* start INPUT DATA *

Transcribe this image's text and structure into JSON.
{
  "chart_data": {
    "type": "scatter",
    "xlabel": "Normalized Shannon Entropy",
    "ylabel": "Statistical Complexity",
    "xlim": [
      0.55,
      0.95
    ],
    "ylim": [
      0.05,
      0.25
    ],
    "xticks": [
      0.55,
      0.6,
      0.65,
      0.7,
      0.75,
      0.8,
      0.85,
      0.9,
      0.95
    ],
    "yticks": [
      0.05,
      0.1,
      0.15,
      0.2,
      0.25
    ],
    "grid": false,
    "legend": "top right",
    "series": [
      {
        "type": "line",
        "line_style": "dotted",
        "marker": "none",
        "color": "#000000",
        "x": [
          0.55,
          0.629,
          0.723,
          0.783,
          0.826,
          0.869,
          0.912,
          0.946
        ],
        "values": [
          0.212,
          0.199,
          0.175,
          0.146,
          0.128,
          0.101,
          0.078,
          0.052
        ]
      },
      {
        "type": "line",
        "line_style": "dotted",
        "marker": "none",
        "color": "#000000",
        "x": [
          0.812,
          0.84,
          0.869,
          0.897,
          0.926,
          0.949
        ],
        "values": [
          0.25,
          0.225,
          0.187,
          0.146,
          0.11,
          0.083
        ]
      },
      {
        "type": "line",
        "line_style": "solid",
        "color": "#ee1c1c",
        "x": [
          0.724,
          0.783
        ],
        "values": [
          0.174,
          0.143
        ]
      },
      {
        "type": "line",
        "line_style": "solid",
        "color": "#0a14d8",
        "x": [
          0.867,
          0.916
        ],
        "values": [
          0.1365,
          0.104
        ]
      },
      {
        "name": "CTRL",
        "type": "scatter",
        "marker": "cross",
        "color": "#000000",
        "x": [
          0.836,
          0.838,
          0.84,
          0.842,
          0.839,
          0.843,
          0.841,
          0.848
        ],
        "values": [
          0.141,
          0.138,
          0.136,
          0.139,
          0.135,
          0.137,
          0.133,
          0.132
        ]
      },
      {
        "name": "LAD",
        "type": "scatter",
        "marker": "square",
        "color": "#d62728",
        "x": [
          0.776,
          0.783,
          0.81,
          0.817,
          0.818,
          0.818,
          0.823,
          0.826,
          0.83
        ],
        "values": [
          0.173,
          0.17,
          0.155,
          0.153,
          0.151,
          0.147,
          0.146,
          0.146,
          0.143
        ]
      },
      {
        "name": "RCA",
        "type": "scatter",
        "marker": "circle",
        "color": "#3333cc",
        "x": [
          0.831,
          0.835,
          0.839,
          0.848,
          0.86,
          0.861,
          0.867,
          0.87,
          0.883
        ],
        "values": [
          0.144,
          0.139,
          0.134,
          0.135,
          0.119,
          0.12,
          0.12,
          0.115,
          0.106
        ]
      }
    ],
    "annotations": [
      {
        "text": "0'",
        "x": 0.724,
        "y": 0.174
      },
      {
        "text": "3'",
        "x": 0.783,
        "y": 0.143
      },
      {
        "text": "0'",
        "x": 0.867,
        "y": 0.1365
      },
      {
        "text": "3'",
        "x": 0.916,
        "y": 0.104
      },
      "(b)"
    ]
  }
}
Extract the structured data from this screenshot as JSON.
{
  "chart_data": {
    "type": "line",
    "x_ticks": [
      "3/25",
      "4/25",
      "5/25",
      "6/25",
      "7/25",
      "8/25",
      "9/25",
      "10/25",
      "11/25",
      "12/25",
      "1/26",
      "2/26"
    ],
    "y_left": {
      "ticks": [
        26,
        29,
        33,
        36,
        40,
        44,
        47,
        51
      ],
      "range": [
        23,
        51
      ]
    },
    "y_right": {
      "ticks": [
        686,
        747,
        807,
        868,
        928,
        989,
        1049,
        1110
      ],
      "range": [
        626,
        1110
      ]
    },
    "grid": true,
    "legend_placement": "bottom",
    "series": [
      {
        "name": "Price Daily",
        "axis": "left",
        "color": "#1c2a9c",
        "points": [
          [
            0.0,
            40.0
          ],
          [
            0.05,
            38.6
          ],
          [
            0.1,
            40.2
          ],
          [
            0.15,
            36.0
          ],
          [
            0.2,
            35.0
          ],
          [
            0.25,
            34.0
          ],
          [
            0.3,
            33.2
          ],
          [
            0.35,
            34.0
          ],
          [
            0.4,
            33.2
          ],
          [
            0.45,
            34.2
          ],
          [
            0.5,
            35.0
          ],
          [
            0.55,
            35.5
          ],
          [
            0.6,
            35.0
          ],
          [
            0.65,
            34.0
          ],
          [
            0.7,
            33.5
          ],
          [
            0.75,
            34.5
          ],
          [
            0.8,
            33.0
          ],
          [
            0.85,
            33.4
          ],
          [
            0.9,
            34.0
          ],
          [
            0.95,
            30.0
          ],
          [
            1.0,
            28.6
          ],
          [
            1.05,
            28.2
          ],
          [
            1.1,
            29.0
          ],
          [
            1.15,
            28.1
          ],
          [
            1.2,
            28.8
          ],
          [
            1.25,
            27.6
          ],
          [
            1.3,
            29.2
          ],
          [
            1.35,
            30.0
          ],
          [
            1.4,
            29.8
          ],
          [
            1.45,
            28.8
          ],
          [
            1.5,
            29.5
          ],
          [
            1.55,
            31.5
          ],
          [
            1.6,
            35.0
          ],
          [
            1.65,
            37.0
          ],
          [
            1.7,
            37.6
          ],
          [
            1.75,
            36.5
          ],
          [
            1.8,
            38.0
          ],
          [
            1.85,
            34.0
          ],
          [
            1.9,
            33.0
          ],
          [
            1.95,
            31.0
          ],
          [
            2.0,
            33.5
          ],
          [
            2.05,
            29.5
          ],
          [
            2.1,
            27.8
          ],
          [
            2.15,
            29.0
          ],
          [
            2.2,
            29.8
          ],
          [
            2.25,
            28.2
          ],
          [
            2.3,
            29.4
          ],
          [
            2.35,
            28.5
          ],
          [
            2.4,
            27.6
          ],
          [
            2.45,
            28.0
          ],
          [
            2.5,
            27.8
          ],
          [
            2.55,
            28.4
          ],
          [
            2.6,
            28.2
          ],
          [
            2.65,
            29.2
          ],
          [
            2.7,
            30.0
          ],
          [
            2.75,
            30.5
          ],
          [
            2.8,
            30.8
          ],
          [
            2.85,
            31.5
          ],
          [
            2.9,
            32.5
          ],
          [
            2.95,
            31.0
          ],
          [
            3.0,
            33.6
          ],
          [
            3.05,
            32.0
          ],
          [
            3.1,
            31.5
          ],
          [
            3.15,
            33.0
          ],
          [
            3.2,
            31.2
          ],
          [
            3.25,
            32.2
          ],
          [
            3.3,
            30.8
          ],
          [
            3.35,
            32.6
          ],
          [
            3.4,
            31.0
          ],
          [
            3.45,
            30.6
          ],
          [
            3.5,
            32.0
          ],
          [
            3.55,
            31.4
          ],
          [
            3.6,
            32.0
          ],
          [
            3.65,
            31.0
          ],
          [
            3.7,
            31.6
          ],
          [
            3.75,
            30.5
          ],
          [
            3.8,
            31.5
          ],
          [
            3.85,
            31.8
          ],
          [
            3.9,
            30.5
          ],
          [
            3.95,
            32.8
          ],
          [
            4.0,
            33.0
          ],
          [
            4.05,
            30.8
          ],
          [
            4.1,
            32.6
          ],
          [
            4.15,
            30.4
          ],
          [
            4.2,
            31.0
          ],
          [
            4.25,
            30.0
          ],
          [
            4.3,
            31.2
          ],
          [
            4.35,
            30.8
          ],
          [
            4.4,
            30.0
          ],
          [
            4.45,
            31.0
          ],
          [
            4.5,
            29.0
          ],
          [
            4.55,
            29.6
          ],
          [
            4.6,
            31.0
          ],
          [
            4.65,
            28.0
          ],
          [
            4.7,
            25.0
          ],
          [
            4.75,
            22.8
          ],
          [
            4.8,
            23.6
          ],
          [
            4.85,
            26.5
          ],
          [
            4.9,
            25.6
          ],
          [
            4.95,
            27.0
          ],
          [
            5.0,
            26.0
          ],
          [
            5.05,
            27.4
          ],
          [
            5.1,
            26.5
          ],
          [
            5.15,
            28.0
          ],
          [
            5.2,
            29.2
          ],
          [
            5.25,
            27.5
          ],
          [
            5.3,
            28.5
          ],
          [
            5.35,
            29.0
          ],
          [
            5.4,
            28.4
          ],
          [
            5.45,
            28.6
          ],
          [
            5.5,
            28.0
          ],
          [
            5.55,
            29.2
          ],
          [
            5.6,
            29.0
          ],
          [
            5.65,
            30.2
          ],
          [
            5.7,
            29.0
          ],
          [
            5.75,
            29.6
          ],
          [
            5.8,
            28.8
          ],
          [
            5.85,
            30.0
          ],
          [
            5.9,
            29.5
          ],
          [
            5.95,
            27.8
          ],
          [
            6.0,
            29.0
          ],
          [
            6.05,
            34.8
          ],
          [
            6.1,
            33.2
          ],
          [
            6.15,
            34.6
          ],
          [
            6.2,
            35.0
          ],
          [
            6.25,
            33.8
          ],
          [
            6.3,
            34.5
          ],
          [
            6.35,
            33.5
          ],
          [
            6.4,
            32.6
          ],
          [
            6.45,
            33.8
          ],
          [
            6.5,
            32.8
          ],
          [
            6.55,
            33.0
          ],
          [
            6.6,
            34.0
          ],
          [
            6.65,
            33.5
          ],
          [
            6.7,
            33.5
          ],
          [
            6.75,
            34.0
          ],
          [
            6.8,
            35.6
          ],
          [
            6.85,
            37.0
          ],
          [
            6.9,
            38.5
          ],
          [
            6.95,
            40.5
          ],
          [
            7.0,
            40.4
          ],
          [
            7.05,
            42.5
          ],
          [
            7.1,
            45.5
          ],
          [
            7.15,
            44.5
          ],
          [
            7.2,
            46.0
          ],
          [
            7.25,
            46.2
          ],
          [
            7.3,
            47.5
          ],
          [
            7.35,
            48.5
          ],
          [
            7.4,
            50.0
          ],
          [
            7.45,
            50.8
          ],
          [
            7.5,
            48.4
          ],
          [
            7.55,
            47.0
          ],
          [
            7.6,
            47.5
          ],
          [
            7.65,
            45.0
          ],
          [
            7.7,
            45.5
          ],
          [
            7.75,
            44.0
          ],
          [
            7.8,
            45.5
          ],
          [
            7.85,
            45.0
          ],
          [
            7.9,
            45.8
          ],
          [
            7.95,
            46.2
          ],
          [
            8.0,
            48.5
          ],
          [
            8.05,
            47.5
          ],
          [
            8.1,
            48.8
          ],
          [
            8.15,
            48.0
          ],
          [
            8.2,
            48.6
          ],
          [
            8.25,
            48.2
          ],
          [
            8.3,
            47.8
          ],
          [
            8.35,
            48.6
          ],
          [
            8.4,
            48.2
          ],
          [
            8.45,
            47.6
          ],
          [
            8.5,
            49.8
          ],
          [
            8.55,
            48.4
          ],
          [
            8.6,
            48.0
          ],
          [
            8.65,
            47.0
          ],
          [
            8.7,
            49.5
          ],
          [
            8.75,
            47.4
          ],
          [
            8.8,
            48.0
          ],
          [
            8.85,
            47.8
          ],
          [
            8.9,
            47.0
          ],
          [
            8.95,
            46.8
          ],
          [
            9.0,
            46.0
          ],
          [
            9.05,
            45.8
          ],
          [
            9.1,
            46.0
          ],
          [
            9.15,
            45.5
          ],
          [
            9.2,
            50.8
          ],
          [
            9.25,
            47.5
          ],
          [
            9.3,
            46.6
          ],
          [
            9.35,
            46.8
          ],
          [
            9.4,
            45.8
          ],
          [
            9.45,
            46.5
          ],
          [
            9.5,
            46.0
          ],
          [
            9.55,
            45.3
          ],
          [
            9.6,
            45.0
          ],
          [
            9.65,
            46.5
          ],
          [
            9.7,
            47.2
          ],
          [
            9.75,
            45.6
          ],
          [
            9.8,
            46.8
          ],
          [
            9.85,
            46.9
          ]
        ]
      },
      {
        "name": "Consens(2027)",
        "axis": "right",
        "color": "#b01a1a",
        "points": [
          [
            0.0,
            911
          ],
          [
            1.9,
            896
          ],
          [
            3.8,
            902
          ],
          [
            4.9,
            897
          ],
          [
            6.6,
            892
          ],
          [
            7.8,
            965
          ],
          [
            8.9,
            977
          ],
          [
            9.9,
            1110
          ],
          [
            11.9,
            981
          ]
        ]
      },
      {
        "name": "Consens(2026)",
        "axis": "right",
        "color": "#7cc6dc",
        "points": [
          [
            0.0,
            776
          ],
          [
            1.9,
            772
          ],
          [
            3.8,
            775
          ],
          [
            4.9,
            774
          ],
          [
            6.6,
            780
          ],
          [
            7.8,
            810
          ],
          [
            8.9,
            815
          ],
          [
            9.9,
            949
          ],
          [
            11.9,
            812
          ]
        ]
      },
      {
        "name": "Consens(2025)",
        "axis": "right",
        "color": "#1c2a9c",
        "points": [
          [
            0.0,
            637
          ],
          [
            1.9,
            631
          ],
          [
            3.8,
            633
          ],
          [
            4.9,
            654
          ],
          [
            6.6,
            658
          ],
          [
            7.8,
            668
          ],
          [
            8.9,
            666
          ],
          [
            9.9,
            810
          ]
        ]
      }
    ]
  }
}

* end INPUT DATA *

= WRITTEN PROBLEM =
The answer should be a single number: the count of lines in the data that include the string "name".

= PROBLEM SOLUTION =
7